Rows from a dataset

★ ★ ★ ★

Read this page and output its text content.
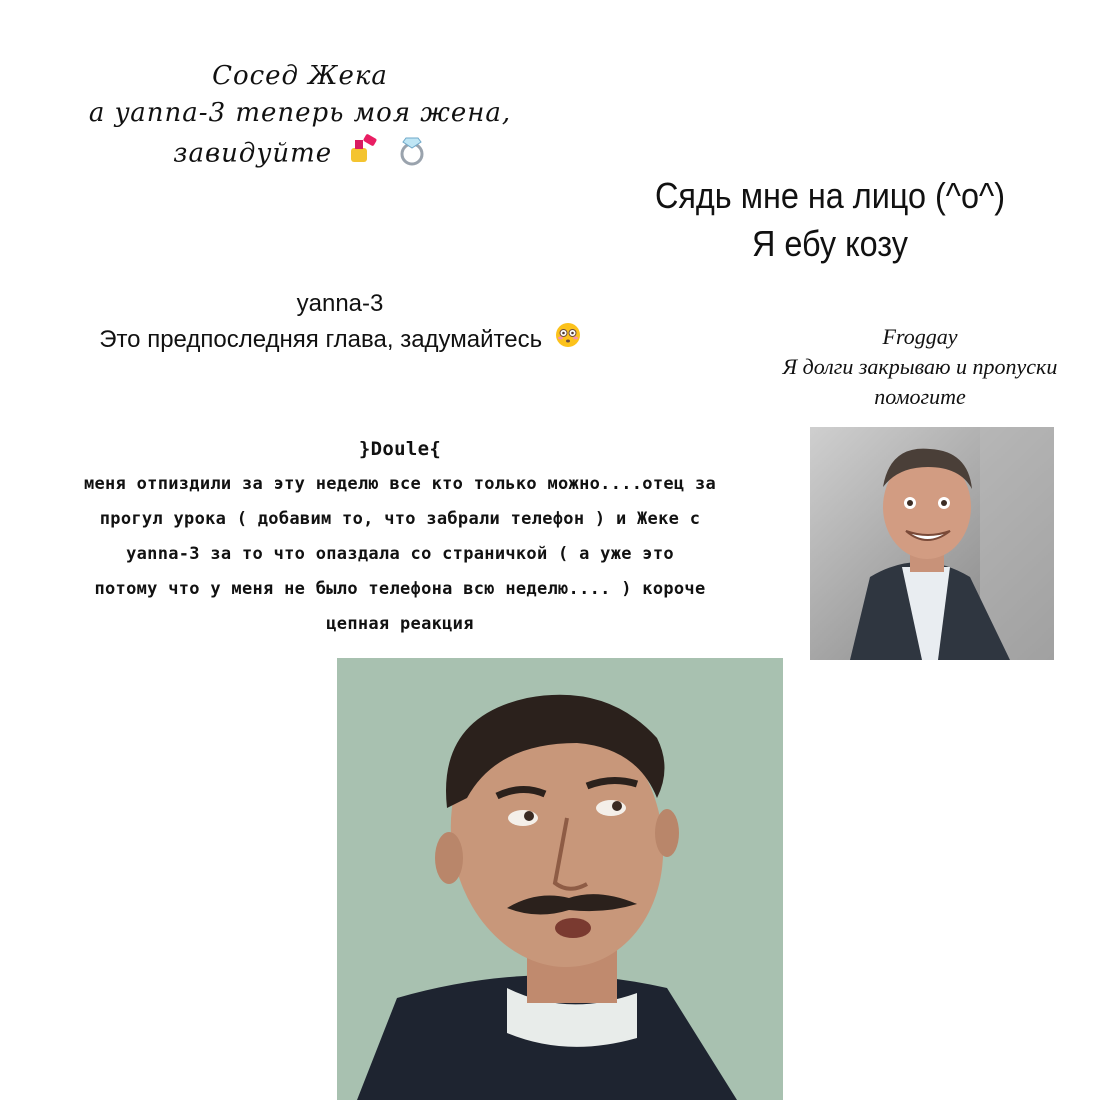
Сосед Жека
а yanna-3 теперь моя жена,
завидуйте
Сядь мне на лицо (^o^)
Я ебу козу
yanna-3
Это предпоследняя глава, задумайтесь	Froggay
Я долги закрываю и пропуски
помогите
}Doule{
меня отпиздили за эту неделю все кто только можно....отец за
прогул урока ( добавим то, что забрали телефон ) и Жеке с
yanna-3 за то что опаздала со страничкой ( а уже это
потому что у меня не было телефона всю неделю.... ) короче
цепная реакция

★ ★ ★ ★

**TASK STATEMENT**
Return all of the entries word for word, but omit the pictures.

**WORKED SOLUTION**
Read this page and output its text content.
Сосед Жека
а yanna-3 теперь моя жена,
завидуйте
Сядь мне на лицо (^o^)
Я ебу козу
yanna-3
Это предпоследняя глава, задумайтесь	Froggay
Я долги закрываю и пропуски
помогите
}Doule{
меня отпиздили за эту неделю все кто только можно....отец за
прогул урока ( добавим то, что забрали телефон ) и Жеке с
yanna-3 за то что опаздала со страничкой ( а уже это
потому что у меня не было телефона всю неделю.... ) короче
цепная реакция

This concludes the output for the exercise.